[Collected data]
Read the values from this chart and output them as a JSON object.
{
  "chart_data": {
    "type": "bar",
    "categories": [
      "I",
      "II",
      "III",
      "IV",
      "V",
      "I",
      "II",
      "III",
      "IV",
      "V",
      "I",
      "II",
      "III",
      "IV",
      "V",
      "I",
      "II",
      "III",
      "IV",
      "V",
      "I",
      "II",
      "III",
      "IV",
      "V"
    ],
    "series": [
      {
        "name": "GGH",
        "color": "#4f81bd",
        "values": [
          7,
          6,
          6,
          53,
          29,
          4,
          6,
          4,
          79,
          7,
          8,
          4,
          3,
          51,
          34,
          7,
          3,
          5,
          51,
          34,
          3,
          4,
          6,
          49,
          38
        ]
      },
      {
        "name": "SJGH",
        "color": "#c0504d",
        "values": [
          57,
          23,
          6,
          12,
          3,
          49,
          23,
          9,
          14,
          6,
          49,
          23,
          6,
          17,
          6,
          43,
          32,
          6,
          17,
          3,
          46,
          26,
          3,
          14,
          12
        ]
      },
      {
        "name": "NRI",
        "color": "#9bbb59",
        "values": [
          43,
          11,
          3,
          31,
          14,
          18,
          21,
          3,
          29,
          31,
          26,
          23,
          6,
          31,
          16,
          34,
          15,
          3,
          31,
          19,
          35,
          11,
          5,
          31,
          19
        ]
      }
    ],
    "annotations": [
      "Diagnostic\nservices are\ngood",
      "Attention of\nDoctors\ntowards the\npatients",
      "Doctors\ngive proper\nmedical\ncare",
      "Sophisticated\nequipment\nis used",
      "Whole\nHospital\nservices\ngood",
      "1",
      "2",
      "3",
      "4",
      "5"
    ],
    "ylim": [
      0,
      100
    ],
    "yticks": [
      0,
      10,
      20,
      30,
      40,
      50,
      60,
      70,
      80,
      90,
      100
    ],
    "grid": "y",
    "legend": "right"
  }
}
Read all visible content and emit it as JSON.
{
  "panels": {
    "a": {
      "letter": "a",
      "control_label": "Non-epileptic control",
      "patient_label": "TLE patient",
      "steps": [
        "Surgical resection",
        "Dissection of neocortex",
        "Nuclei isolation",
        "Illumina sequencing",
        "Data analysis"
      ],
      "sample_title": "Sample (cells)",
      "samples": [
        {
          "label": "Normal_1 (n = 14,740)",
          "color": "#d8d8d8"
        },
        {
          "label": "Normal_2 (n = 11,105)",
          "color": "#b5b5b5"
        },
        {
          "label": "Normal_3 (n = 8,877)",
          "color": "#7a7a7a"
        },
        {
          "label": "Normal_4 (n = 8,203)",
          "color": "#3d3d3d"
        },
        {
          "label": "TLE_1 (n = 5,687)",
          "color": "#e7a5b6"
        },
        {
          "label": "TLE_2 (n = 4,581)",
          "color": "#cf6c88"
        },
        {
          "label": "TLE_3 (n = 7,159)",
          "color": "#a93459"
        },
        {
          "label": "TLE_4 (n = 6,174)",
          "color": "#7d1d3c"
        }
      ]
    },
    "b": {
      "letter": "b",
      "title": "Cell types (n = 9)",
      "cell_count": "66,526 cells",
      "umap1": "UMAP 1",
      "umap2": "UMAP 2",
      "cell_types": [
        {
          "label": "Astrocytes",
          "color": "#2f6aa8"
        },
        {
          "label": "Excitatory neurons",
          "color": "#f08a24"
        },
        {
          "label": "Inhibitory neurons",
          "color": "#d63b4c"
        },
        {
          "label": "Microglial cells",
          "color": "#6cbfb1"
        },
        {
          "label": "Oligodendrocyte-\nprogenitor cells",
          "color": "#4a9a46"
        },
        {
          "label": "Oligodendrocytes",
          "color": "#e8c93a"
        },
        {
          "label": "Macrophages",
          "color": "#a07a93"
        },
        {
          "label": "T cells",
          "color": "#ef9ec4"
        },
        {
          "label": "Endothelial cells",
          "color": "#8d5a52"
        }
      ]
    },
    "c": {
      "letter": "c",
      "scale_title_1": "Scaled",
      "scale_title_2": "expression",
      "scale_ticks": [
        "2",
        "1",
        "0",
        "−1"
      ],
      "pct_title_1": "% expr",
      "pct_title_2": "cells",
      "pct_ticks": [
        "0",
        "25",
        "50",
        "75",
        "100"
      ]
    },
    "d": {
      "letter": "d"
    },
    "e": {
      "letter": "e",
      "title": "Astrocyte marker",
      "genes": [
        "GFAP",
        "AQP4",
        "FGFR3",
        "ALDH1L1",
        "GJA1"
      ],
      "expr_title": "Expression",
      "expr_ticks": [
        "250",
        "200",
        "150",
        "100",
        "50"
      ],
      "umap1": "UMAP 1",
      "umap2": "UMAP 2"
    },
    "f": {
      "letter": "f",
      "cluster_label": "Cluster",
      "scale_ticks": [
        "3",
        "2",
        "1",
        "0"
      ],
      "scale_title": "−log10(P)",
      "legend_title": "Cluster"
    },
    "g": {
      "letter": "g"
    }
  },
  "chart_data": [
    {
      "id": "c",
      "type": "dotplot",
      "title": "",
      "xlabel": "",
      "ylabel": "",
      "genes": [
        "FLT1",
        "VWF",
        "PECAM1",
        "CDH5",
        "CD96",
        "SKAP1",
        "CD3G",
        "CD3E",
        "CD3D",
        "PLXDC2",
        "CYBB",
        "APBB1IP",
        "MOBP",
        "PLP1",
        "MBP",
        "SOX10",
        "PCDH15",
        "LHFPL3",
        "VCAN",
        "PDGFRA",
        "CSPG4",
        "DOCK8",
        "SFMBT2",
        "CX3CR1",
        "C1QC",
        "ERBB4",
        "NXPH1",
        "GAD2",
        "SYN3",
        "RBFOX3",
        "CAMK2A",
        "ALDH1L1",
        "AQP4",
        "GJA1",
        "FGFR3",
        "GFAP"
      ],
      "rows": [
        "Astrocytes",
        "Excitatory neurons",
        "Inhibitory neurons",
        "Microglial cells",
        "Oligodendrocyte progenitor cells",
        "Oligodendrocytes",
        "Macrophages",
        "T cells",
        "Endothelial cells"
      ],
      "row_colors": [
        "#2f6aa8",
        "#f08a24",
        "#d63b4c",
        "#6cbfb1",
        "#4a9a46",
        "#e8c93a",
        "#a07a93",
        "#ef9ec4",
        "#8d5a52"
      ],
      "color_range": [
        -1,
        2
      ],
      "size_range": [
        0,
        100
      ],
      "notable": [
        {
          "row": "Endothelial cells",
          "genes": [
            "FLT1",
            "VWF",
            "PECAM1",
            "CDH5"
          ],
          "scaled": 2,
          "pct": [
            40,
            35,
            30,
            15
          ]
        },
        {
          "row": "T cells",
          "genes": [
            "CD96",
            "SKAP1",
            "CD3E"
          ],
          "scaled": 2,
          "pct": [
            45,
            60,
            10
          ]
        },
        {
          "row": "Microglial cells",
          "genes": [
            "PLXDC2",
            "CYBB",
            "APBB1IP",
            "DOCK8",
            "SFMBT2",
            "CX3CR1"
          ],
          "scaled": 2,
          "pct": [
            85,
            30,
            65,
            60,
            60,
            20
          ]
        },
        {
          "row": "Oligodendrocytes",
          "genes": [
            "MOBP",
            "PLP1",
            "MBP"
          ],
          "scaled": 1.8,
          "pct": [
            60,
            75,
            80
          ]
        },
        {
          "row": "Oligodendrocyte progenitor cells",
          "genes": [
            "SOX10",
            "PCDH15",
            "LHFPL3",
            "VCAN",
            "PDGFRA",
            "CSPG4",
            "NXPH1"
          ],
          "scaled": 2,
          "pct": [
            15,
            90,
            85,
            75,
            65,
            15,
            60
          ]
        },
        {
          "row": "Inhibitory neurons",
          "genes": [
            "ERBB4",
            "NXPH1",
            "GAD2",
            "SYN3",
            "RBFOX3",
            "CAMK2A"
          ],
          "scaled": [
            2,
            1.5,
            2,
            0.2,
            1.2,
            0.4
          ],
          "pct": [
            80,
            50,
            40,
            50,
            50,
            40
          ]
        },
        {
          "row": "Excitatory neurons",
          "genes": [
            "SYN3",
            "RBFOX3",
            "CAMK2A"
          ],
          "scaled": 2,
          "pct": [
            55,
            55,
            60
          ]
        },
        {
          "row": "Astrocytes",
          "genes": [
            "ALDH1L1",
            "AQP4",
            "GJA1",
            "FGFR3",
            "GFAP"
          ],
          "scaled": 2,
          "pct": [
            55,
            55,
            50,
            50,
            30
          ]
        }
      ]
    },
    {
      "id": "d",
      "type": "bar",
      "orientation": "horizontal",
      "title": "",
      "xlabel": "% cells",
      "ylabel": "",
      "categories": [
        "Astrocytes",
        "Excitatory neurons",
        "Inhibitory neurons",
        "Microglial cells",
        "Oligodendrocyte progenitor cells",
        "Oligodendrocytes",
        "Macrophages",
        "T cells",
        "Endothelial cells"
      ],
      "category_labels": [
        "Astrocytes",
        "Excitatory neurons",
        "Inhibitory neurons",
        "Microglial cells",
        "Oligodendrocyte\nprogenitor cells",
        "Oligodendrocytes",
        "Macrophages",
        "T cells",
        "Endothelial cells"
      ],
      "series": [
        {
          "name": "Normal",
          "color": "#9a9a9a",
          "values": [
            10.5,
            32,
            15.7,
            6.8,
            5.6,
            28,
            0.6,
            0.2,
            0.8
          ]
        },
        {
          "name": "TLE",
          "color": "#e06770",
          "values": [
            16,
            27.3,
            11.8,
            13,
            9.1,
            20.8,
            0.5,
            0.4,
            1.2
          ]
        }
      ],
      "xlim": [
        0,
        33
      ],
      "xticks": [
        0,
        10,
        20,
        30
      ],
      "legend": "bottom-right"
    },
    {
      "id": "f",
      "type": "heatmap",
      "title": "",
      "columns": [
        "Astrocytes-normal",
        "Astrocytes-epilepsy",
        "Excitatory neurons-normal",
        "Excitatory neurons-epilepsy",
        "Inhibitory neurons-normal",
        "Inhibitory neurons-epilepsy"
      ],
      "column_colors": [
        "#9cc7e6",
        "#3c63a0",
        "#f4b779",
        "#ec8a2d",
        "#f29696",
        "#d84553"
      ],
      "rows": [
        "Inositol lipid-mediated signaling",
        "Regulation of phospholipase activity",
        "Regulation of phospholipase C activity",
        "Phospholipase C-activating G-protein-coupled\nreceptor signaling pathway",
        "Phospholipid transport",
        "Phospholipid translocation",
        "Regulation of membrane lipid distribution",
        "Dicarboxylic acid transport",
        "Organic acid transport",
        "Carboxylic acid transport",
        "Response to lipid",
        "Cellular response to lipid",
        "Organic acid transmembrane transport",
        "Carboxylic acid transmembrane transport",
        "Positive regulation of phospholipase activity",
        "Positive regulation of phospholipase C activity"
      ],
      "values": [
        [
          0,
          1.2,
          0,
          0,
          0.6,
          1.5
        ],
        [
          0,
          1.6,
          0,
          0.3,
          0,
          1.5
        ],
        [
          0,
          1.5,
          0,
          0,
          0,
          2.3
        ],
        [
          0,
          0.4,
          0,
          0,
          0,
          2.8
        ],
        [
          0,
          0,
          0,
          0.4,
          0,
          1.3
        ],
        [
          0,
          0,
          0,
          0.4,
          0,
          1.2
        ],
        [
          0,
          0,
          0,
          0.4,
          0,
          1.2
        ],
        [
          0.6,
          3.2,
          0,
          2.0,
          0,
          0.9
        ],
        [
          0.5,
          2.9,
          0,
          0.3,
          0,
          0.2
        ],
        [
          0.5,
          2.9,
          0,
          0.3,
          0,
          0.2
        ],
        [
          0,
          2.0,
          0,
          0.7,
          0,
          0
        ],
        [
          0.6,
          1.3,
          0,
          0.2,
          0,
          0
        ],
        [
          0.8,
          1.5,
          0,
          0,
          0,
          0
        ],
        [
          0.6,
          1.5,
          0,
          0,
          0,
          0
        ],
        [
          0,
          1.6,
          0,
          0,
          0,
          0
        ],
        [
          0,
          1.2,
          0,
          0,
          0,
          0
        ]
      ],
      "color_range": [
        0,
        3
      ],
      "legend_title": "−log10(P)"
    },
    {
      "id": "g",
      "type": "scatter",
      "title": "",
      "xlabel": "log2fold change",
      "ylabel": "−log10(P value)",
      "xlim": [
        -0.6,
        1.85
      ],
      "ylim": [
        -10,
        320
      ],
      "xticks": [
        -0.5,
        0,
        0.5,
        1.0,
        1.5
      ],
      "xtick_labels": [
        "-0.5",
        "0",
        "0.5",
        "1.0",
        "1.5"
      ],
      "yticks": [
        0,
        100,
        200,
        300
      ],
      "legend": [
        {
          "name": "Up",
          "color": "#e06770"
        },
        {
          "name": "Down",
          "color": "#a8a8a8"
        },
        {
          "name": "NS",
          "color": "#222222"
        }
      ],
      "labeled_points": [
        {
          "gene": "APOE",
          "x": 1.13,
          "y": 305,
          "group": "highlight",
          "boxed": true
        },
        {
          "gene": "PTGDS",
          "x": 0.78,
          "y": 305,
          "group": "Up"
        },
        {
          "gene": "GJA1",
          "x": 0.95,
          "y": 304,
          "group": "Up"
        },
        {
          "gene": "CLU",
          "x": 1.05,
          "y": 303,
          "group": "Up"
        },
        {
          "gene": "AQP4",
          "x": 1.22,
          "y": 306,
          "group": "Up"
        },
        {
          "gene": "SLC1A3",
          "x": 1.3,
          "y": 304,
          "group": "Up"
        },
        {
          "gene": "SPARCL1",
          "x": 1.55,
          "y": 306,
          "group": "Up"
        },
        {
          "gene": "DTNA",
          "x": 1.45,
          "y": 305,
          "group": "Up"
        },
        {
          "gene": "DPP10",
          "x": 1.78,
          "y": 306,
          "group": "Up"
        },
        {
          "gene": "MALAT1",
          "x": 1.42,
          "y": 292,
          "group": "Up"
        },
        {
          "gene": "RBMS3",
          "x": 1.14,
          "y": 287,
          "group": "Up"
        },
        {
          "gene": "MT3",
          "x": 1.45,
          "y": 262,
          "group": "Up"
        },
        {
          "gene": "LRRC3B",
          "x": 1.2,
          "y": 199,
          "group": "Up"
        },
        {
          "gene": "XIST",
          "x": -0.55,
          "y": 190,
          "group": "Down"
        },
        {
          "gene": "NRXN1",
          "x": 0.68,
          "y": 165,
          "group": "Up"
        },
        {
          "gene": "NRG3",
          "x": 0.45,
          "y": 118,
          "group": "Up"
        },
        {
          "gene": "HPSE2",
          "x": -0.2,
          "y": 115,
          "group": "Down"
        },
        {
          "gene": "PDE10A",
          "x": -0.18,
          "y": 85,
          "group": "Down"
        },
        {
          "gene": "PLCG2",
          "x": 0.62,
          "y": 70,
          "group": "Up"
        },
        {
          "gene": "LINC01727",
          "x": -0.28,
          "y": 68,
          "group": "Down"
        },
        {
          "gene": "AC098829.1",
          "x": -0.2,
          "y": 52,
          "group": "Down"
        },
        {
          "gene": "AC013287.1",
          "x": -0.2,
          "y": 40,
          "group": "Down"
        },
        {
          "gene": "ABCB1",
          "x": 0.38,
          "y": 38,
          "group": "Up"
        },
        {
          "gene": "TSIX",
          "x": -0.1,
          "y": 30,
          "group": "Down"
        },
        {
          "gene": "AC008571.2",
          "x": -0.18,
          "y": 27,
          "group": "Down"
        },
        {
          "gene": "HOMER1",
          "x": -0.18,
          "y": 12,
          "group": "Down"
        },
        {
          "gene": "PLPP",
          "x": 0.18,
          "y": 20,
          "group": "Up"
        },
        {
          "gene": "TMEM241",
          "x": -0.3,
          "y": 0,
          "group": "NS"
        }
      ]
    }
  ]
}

(Exercise details):
Copy out the lines of the data where the word "nservices" can be found.

(Reply):
      "Diagnostic\nservices are\ngood",
      "Whole\nHospital\nservices\ngood",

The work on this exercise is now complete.